= Task description =
Every line below that includes "this" counts toward the total. Report that total alone.

= Figure record listings =
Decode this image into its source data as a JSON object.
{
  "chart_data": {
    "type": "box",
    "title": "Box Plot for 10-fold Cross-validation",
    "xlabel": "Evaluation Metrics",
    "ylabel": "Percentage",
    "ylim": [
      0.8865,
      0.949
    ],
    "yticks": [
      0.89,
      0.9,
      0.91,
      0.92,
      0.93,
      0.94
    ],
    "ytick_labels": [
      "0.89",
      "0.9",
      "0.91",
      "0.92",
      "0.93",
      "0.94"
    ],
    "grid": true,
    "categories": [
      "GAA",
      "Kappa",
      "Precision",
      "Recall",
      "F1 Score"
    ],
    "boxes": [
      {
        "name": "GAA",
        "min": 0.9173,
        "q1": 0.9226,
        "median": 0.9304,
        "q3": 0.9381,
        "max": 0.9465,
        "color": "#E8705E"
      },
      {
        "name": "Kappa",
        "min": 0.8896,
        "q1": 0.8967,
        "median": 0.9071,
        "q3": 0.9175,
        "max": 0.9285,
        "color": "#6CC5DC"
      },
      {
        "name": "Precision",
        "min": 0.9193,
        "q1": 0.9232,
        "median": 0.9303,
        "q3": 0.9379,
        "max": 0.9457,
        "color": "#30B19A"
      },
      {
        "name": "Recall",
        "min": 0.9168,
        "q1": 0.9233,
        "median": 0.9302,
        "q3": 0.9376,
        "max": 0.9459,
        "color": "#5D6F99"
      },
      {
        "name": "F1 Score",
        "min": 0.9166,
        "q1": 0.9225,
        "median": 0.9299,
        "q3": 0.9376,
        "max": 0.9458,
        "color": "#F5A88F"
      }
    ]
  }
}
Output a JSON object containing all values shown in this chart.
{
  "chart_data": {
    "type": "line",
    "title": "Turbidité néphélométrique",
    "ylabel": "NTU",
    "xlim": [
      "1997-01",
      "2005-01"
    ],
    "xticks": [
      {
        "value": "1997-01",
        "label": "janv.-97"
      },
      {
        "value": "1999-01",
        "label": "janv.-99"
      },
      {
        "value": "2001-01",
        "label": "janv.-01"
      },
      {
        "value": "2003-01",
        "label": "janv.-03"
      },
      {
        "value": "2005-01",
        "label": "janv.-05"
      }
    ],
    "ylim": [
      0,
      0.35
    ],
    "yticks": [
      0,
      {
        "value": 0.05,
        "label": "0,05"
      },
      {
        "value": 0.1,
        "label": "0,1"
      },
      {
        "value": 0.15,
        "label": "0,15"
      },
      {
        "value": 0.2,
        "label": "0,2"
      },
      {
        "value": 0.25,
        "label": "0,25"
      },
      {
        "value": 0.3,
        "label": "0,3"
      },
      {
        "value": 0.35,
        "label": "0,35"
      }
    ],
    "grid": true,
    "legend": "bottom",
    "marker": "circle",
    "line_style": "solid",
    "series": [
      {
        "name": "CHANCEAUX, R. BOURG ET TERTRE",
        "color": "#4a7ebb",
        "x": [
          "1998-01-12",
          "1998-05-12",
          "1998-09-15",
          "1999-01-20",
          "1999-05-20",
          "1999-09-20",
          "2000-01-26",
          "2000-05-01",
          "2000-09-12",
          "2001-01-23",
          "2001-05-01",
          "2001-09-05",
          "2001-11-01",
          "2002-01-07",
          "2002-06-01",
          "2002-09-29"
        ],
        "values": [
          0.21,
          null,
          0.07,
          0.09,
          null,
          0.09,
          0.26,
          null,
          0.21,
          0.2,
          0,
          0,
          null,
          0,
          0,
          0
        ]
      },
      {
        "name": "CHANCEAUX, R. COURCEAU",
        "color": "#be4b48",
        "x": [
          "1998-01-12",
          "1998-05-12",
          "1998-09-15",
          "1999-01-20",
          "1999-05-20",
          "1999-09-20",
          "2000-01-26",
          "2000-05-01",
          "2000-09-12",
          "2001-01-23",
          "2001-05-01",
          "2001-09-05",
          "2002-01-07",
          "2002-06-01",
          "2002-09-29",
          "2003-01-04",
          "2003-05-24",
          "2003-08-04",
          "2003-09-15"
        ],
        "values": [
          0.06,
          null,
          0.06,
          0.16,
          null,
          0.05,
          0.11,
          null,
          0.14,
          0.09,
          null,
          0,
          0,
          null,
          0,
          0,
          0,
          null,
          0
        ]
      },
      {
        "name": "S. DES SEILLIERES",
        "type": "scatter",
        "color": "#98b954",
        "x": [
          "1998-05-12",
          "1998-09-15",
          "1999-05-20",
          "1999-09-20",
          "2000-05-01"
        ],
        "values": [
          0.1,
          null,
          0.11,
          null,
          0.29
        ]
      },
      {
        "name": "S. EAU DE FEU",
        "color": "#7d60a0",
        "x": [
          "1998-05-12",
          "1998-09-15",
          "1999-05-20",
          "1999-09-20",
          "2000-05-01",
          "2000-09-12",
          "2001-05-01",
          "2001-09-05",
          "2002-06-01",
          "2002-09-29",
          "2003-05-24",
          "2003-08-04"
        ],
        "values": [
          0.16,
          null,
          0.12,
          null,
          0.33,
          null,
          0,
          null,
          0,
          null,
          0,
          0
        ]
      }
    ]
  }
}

= Expected answer =
2